* [REQUIREMENTS]
Write out the full listing again, exactly as it stands.

Dataset items

____________________

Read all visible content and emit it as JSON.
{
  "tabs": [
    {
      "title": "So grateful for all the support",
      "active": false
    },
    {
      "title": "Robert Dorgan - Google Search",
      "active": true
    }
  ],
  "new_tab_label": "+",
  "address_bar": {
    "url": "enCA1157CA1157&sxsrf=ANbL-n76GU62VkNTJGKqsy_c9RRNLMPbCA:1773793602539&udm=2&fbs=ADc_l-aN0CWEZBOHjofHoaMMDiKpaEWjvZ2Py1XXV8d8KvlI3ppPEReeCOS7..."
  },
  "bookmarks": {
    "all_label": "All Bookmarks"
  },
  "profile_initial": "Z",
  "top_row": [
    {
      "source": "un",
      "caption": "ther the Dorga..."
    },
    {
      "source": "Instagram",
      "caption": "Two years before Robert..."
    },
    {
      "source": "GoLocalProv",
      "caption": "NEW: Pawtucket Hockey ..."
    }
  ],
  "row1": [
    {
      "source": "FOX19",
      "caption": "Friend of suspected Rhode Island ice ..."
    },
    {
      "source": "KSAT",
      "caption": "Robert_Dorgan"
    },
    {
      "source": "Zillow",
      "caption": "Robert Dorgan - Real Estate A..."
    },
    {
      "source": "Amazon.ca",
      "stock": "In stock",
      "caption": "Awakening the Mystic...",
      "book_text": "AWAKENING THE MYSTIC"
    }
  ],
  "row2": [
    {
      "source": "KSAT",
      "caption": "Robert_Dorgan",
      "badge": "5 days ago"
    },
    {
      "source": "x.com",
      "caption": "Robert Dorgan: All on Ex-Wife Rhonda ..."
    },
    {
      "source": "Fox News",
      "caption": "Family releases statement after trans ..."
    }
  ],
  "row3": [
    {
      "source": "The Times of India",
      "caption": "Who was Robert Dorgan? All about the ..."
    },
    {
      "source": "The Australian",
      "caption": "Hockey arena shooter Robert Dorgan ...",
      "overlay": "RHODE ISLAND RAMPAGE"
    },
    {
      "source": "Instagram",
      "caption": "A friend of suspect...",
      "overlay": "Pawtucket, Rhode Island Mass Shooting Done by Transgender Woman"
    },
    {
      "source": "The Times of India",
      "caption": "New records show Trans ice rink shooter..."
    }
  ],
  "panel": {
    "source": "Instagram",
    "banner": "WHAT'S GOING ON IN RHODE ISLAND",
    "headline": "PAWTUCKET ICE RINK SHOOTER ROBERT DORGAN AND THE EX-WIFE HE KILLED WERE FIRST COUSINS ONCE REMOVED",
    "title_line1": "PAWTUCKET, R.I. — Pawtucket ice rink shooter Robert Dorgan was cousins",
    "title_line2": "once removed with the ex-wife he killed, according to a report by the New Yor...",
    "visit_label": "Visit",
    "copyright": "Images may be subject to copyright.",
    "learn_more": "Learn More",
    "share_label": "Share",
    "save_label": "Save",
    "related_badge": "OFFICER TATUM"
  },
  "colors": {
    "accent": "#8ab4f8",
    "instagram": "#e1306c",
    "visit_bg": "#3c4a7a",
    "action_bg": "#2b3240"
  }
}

____________________

* [SOLUTION TO THE PROBLEM]
Read all visible content and emit it as JSON.
{
  "tabs": [
    {
      "title": "So grateful for all the support",
      "active": false
    },
    {
      "title": "Robert Dorgan - Google Search",
      "active": true
    }
  ],
  "new_tab_label": "+",
  "address_bar": {
    "url": "enCA1157CA1157&sxsrf=ANbL-n76GU62VkNTJGKqsy_c9RRNLMPbCA:1773793602539&udm=2&fbs=ADc_l-aN0CWEZBOHjofHoaMMDiKpaEWjvZ2Py1XXV8d8KvlI3ppPEReeCOS7..."
  },
  "bookmarks": {
    "all_label": "All Bookmarks"
  },
  "profile_initial": "Z",
  "top_row": [
    {
      "source": "un",
      "caption": "ther the Dorga..."
    },
    {
      "source": "Instagram",
      "caption": "Two years before Robert..."
    },
    {
      "source": "GoLocalProv",
      "caption": "NEW: Pawtucket Hockey ..."
    }
  ],
  "row1": [
    {
      "source": "FOX19",
      "caption": "Friend of suspected Rhode Island ice ..."
    },
    {
      "source": "KSAT",
      "caption": "Robert_Dorgan"
    },
    {
      "source": "Zillow",
      "caption": "Robert Dorgan - Real Estate A..."
    },
    {
      "source": "Amazon.ca",
      "stock": "In stock",
      "caption": "Awakening the Mystic...",
      "book_text": "AWAKENING THE MYSTIC"
    }
  ],
  "row2": [
    {
      "source": "KSAT",
      "caption": "Robert_Dorgan",
      "badge": "5 days ago"
    },
    {
      "source": "x.com",
      "caption": "Robert Dorgan: All on Ex-Wife Rhonda ..."
    },
    {
      "source": "Fox News",
      "caption": "Family releases statement after trans ..."
    }
  ],
  "row3": [
    {
      "source": "The Times of India",
      "caption": "Who was Robert Dorgan? All about the ..."
    },
    {
      "source": "The Australian",
      "caption": "Hockey arena shooter Robert Dorgan ...",
      "overlay": "RHODE ISLAND RAMPAGE"
    },
    {
      "source": "Instagram",
      "caption": "A friend of suspect...",
      "overlay": "Pawtucket, Rhode Island Mass Shooting Done by Transgender Woman"
    },
    {
      "source": "The Times of India",
      "caption": "New records show Trans ice rink shooter..."
    }
  ],
  "panel": {
    "source": "Instagram",
    "banner": "WHAT'S GOING ON IN RHODE ISLAND",
    "headline": "PAWTUCKET ICE RINK SHOOTER ROBERT DORGAN AND THE EX-WIFE HE KILLED WERE FIRST COUSINS ONCE REMOVED",
    "title_line1": "PAWTUCKET, R.I. — Pawtucket ice rink shooter Robert Dorgan was cousins",
    "title_line2": "once removed with the ex-wife he killed, according to a report by the New Yor...",
    "visit_label": "Visit",
    "copyright": "Images may be subject to copyright.",
    "learn_more": "Learn More",
    "share_label": "Share",
    "save_label": "Save",
    "related_badge": "OFFICER TATUM"
  },
  "colors": {
    "accent": "#8ab4f8",
    "instagram": "#e1306c",
    "visit_bg": "#3c4a7a",
    "action_bg": "#2b3240"
  }
}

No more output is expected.